(Records from a data source)
»»
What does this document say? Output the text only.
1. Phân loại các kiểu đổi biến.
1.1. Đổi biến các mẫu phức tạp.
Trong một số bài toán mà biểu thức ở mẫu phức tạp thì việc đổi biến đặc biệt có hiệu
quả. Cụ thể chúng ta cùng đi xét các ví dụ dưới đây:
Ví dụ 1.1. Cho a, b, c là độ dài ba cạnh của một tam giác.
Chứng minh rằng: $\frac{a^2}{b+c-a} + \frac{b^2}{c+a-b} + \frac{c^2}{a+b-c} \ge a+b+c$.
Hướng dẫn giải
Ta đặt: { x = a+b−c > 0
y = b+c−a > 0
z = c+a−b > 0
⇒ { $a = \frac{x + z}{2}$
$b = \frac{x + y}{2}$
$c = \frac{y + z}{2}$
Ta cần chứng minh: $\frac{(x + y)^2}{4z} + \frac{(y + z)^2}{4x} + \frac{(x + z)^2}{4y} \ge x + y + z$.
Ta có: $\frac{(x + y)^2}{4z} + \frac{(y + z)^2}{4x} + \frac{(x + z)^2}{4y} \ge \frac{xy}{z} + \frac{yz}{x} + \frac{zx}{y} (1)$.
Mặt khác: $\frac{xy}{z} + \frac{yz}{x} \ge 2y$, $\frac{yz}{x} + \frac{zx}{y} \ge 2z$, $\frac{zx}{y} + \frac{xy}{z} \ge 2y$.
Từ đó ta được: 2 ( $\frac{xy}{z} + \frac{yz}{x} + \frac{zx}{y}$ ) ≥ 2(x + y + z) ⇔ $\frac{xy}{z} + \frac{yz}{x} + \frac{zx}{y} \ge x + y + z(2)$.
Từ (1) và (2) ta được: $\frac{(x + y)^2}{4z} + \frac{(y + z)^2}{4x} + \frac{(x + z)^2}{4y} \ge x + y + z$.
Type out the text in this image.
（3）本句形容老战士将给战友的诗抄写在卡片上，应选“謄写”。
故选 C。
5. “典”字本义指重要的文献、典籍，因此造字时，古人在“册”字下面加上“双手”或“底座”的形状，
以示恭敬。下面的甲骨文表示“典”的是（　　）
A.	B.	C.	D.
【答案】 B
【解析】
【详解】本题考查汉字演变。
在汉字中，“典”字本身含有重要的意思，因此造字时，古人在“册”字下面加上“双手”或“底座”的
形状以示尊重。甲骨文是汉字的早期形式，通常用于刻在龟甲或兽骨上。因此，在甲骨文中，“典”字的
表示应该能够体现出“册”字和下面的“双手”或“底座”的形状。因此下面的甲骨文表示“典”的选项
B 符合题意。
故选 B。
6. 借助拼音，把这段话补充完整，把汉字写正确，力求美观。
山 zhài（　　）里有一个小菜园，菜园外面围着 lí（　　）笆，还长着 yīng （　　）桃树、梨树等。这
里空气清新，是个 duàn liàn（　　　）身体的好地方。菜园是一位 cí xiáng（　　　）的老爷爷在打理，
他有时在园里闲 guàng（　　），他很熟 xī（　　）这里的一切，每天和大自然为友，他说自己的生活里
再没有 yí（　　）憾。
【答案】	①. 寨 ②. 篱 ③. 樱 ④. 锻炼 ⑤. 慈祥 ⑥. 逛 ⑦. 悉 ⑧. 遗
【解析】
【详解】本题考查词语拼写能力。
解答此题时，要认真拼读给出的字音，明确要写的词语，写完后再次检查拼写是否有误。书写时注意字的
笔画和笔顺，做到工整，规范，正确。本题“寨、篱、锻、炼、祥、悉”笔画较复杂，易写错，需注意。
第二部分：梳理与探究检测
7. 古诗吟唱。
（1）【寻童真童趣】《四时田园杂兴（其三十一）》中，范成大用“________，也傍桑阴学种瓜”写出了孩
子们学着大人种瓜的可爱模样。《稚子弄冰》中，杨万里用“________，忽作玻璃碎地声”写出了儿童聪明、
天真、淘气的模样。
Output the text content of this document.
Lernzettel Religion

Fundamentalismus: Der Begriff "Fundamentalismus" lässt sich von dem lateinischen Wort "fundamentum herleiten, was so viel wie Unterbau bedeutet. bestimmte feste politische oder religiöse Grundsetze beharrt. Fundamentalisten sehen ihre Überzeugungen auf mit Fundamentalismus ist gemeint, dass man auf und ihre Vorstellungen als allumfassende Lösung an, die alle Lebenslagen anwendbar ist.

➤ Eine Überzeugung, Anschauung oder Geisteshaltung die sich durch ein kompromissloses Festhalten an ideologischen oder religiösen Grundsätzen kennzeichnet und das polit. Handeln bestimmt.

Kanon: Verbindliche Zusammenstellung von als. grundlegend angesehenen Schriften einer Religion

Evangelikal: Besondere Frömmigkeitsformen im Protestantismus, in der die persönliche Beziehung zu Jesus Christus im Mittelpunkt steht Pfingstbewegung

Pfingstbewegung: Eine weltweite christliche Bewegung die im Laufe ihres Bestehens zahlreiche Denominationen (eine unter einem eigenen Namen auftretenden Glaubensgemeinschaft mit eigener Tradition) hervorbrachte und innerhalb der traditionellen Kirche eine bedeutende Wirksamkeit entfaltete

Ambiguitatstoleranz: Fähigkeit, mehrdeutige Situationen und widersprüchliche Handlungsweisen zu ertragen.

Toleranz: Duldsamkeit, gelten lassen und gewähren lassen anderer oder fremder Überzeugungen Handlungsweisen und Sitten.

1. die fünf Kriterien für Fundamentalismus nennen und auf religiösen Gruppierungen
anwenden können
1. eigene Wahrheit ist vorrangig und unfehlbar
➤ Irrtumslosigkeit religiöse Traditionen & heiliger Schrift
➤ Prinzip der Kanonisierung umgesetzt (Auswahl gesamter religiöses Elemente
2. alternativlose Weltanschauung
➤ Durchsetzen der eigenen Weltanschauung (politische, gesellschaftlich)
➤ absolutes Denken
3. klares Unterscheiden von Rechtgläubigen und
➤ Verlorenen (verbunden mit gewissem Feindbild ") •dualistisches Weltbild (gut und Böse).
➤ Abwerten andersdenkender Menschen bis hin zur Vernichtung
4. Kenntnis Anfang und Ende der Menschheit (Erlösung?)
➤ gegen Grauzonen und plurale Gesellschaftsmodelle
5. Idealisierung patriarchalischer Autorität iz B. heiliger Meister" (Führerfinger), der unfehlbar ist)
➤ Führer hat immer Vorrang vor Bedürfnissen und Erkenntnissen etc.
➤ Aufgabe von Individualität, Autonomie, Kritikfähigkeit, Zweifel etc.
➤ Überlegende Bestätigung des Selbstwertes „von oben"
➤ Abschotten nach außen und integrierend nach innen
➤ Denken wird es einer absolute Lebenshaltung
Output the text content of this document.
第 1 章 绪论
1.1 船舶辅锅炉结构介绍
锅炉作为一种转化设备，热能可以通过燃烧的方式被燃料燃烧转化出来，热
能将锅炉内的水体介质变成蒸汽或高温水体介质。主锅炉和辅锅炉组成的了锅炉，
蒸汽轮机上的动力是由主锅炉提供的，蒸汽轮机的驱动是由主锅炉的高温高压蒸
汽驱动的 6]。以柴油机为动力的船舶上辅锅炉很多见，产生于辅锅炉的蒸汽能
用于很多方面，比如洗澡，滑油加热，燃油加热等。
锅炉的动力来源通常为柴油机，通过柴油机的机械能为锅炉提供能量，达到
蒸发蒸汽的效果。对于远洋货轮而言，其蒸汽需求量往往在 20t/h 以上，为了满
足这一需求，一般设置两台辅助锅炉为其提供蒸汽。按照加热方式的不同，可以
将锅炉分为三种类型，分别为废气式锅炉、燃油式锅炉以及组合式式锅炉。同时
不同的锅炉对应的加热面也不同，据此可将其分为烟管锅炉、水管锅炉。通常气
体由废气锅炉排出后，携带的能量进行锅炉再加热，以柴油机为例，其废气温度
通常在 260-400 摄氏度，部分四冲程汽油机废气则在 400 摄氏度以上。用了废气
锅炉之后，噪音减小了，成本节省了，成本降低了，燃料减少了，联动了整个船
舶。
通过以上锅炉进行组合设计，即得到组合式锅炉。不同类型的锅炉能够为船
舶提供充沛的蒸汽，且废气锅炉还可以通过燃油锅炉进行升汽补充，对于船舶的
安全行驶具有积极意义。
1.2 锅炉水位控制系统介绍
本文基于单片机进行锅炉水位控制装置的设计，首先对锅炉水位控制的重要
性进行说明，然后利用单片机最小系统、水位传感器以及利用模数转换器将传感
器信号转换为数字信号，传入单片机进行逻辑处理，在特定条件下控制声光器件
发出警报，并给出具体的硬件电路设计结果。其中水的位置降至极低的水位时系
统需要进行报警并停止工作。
««
- _Short task_:
Locate the word "được" in the data above. Copy every line carrying it.

- _Output below_:
Từ đó ta được: 2 ( $\frac{xy}{z} + \frac{yz}{x} + \frac{zx}{y}$ ) ≥ 2(x + y + z) ⇔ $\frac{xy}{z} + \frac{yz}{x} + \frac{zx}{y} \ge x + y + z(2)$.
Từ (1) và (2) ta được: $\frac{(x + y)^2}{4z} + \frac{(y + z)^2}{4x} + \frac{(x + z)^2}{4y} \ge x + y + z$.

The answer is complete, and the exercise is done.